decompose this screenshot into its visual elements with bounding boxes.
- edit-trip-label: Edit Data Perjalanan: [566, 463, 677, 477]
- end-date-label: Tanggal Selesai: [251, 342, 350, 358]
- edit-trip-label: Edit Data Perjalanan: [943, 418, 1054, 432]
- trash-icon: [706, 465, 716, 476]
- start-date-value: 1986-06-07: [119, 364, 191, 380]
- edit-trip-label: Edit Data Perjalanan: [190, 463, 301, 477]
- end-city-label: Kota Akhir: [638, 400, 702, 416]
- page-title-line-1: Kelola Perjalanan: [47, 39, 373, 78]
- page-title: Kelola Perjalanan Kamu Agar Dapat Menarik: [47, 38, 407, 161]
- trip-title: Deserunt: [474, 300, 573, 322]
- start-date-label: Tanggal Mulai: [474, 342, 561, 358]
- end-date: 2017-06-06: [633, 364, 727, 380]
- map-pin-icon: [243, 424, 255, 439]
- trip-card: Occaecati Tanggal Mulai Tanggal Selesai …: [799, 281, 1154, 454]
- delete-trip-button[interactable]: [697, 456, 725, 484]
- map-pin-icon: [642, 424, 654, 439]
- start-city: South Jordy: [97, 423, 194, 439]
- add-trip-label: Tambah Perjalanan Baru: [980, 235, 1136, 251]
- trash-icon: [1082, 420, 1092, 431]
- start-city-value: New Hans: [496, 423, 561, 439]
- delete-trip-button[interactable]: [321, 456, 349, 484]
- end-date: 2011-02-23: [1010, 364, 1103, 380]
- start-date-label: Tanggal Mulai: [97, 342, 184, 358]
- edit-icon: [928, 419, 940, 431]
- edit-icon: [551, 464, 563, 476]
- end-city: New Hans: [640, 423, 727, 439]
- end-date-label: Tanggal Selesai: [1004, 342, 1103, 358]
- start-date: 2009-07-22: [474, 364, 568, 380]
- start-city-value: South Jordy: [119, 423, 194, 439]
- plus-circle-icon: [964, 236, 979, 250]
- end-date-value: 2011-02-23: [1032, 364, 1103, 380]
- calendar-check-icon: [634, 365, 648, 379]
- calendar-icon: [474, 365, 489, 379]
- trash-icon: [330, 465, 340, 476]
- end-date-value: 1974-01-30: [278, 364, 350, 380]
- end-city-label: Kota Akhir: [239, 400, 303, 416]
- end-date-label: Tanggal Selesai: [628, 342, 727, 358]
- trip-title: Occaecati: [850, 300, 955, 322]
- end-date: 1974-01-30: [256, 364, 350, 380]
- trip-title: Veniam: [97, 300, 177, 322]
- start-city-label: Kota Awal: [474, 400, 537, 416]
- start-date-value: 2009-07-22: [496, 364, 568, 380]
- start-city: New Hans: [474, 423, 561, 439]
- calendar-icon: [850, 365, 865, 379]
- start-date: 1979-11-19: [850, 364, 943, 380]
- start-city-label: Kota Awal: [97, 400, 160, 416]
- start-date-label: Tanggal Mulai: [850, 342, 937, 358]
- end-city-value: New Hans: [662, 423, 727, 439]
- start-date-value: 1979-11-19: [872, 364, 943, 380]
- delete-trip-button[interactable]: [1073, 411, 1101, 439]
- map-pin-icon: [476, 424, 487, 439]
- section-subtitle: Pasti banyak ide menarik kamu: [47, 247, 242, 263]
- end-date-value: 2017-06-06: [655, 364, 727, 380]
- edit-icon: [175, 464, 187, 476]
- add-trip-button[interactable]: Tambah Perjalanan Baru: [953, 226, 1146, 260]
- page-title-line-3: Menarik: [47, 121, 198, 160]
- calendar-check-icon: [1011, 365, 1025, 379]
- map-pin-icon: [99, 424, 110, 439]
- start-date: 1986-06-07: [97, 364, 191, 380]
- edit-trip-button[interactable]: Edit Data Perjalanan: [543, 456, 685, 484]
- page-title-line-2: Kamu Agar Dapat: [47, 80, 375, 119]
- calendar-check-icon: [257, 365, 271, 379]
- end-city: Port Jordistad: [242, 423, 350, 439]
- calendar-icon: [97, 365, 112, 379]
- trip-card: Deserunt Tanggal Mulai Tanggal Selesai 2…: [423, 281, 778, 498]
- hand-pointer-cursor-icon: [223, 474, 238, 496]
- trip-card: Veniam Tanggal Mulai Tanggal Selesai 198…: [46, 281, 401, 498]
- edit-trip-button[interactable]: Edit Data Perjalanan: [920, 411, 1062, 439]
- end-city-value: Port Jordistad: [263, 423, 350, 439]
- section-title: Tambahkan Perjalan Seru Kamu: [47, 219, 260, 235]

______

▶ **Aim**
Copy the data above word for word.

▶ **Exercise response**
decompose this screenshot into its visual elements with bounding boxes.
- edit-trip-label: Edit Data Perjalanan: [566, 463, 677, 477]
- end-date-label: Tanggal Selesai: [251, 342, 350, 358]
- edit-trip-label: Edit Data Perjalanan: [943, 418, 1054, 432]
- trash-icon: [706, 465, 716, 476]
- start-date-value: 1986-06-07: [119, 364, 191, 380]
- edit-trip-label: Edit Data Perjalanan: [190, 463, 301, 477]
- end-city-label: Kota Akhir: [638, 400, 702, 416]
- page-title-line-1: Kelola Perjalanan: [47, 39, 373, 78]
- page-title: Kelola Perjalanan Kamu Agar Dapat Menarik: [47, 38, 407, 161]
- trip-title: Deserunt: [474, 300, 573, 322]
- start-date-label: Tanggal Mulai: [474, 342, 561, 358]
- end-date: 2017-06-06: [633, 364, 727, 380]
- map-pin-icon: [243, 424, 255, 439]
- trip-card: Occaecati Tanggal Mulai Tanggal Selesai …: [799, 281, 1154, 454]
- delete-trip-button[interactable]: [697, 456, 725, 484]
- map-pin-icon: [642, 424, 654, 439]
- start-city: South Jordy: [97, 423, 194, 439]
- add-trip-label: Tambah Perjalanan Baru: [980, 235, 1136, 251]
- trash-icon: [1082, 420, 1092, 431]
- start-city-value: New Hans: [496, 423, 561, 439]
- delete-trip-button[interactable]: [321, 456, 349, 484]
- end-date: 2011-02-23: [1010, 364, 1103, 380]
- start-date-label: Tanggal Mulai: [97, 342, 184, 358]
- edit-icon: [928, 419, 940, 431]
- edit-icon: [551, 464, 563, 476]
- end-city: New Hans: [640, 423, 727, 439]
- end-date-label: Tanggal Selesai: [1004, 342, 1103, 358]
- start-date: 2009-07-22: [474, 364, 568, 380]
- start-city-value: South Jordy: [119, 423, 194, 439]
- plus-circle-icon: [964, 236, 979, 250]
- end-date-value: 2011-02-23: [1032, 364, 1103, 380]
- calendar-check-icon: [634, 365, 648, 379]
- calendar-icon: [474, 365, 489, 379]
- trash-icon: [330, 465, 340, 476]
- end-date-value: 1974-01-30: [278, 364, 350, 380]
- end-city-label: Kota Akhir: [239, 400, 303, 416]
- end-date-label: Tanggal Selesai: [628, 342, 727, 358]
- trip-title: Occaecati: [850, 300, 955, 322]
- end-date: 1974-01-30: [256, 364, 350, 380]
- trip-title: Veniam: [97, 300, 177, 322]
- start-city-label: Kota Awal: [474, 400, 537, 416]
- start-date-value: 2009-07-22: [496, 364, 568, 380]
- start-city: New Hans: [474, 423, 561, 439]
- calendar-icon: [850, 365, 865, 379]
- start-date: 1979-11-19: [850, 364, 943, 380]
- start-city-label: Kota Awal: [97, 400, 160, 416]
- start-date-label: Tanggal Mulai: [850, 342, 937, 358]
- end-city-value: New Hans: [662, 423, 727, 439]
- start-date-value: 1979-11-19: [872, 364, 943, 380]
- delete-trip-button[interactable]: [1073, 411, 1101, 439]
- map-pin-icon: [476, 424, 487, 439]
- section-subtitle: Pasti banyak ide menarik kamu: [47, 247, 242, 263]
- end-date-value: 2017-06-06: [655, 364, 727, 380]
- edit-icon: [175, 464, 187, 476]
- add-trip-button[interactable]: Tambah Perjalanan Baru: [953, 226, 1146, 260]
- page-title-line-3: Menarik: [47, 121, 198, 160]
- calendar-check-icon: [1011, 365, 1025, 379]
- map-pin-icon: [99, 424, 110, 439]
- start-date: 1986-06-07: [97, 364, 191, 380]
- edit-trip-button[interactable]: Edit Data Perjalanan: [543, 456, 685, 484]
- page-title-line-2: Kamu Agar Dapat: [47, 80, 375, 119]
- calendar-check-icon: [257, 365, 271, 379]
- end-city: Port Jordistad: [242, 423, 350, 439]
- calendar-icon: [97, 365, 112, 379]
- trip-card: Deserunt Tanggal Mulai Tanggal Selesai 2…: [423, 281, 778, 498]
- hand-pointer-cursor-icon: [223, 474, 238, 496]
- trip-card: Veniam Tanggal Mulai Tanggal Selesai 198…: [46, 281, 401, 498]
- edit-trip-button[interactable]: Edit Data Perjalanan: [920, 411, 1062, 439]
- end-city-value: Port Jordistad: [263, 423, 350, 439]
- section-title: Tambahkan Perjalan Seru Kamu: [47, 219, 260, 235]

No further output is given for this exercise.